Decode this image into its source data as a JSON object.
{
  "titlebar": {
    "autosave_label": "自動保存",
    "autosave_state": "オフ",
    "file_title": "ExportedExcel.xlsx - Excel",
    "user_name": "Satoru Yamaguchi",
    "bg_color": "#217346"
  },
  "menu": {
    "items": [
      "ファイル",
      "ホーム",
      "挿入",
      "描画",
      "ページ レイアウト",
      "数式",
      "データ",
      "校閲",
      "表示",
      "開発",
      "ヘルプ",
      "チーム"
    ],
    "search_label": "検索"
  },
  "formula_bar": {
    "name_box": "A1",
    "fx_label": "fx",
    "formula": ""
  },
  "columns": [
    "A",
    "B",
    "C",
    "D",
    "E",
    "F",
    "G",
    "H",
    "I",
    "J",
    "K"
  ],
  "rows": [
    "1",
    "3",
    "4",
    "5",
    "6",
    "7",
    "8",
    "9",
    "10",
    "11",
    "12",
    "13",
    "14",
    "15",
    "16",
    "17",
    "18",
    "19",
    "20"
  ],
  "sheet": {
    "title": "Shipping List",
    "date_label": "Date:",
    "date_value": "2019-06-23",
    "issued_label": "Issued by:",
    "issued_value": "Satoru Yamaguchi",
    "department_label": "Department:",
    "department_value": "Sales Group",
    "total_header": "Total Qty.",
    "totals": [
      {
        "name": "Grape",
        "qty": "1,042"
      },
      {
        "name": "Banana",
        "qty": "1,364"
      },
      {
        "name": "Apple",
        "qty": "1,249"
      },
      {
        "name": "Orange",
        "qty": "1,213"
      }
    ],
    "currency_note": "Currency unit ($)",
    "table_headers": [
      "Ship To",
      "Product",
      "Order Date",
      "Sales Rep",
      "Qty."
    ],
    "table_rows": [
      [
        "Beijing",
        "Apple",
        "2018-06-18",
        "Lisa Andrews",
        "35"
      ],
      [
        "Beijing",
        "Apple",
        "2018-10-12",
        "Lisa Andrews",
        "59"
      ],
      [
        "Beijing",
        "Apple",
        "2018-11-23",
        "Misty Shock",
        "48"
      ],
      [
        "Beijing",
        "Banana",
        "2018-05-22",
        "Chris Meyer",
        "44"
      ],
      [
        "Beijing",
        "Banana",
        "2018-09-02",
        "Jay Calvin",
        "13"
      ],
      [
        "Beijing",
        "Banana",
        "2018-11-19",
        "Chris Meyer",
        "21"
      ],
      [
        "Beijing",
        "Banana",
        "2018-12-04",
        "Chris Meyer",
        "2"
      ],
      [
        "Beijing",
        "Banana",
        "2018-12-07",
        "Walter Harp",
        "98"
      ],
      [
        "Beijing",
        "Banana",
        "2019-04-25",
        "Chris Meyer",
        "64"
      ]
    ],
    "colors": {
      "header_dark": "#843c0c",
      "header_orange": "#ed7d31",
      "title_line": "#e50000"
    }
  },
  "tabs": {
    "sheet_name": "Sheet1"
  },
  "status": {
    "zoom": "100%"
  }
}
+===+
*AIM*.
Every record shown above should be written out again exactly.

*OUTPUT OF THE TASK*.
Decode this image into its source data as a JSON object.
{
  "titlebar": {
    "autosave_label": "自動保存",
    "autosave_state": "オフ",
    "file_title": "ExportedExcel.xlsx - Excel",
    "user_name": "Satoru Yamaguchi",
    "bg_color": "#217346"
  },
  "menu": {
    "items": [
      "ファイル",
      "ホーム",
      "挿入",
      "描画",
      "ページ レイアウト",
      "数式",
      "データ",
      "校閲",
      "表示",
      "開発",
      "ヘルプ",
      "チーム"
    ],
    "search_label": "検索"
  },
  "formula_bar": {
    "name_box": "A1",
    "fx_label": "fx",
    "formula": ""
  },
  "columns": [
    "A",
    "B",
    "C",
    "D",
    "E",
    "F",
    "G",
    "H",
    "I",
    "J",
    "K"
  ],
  "rows": [
    "1",
    "3",
    "4",
    "5",
    "6",
    "7",
    "8",
    "9",
    "10",
    "11",
    "12",
    "13",
    "14",
    "15",
    "16",
    "17",
    "18",
    "19",
    "20"
  ],
  "sheet": {
    "title": "Shipping List",
    "date_label": "Date:",
    "date_value": "2019-06-23",
    "issued_label": "Issued by:",
    "issued_value": "Satoru Yamaguchi",
    "department_label": "Department:",
    "department_value": "Sales Group",
    "total_header": "Total Qty.",
    "totals": [
      {
        "name": "Grape",
        "qty": "1,042"
      },
      {
        "name": "Banana",
        "qty": "1,364"
      },
      {
        "name": "Apple",
        "qty": "1,249"
      },
      {
        "name": "Orange",
        "qty": "1,213"
      }
    ],
    "currency_note": "Currency unit ($)",
    "table_headers": [
      "Ship To",
      "Product",
      "Order Date",
      "Sales Rep",
      "Qty."
    ],
    "table_rows": [
      [
        "Beijing",
        "Apple",
        "2018-06-18",
        "Lisa Andrews",
        "35"
      ],
      [
        "Beijing",
        "Apple",
        "2018-10-12",
        "Lisa Andrews",
        "59"
      ],
      [
        "Beijing",
        "Apple",
        "2018-11-23",
        "Misty Shock",
        "48"
      ],
      [
        "Beijing",
        "Banana",
        "2018-05-22",
        "Chris Meyer",
        "44"
      ],
      [
        "Beijing",
        "Banana",
        "2018-09-02",
        "Jay Calvin",
        "13"
      ],
      [
        "Beijing",
        "Banana",
        "2018-11-19",
        "Chris Meyer",
        "21"
      ],
      [
        "Beijing",
        "Banana",
        "2018-12-04",
        "Chris Meyer",
        "2"
      ],
      [
        "Beijing",
        "Banana",
        "2018-12-07",
        "Walter Harp",
        "98"
      ],
      [
        "Beijing",
        "Banana",
        "2019-04-25",
        "Chris Meyer",
        "64"
      ]
    ],
    "colors": {
      "header_dark": "#843c0c",
      "header_orange": "#ed7d31",
      "title_line": "#e50000"
    }
  },
  "tabs": {
    "sheet_name": "Sheet1"
  },
  "status": {
    "zoom": "100%"
  }
}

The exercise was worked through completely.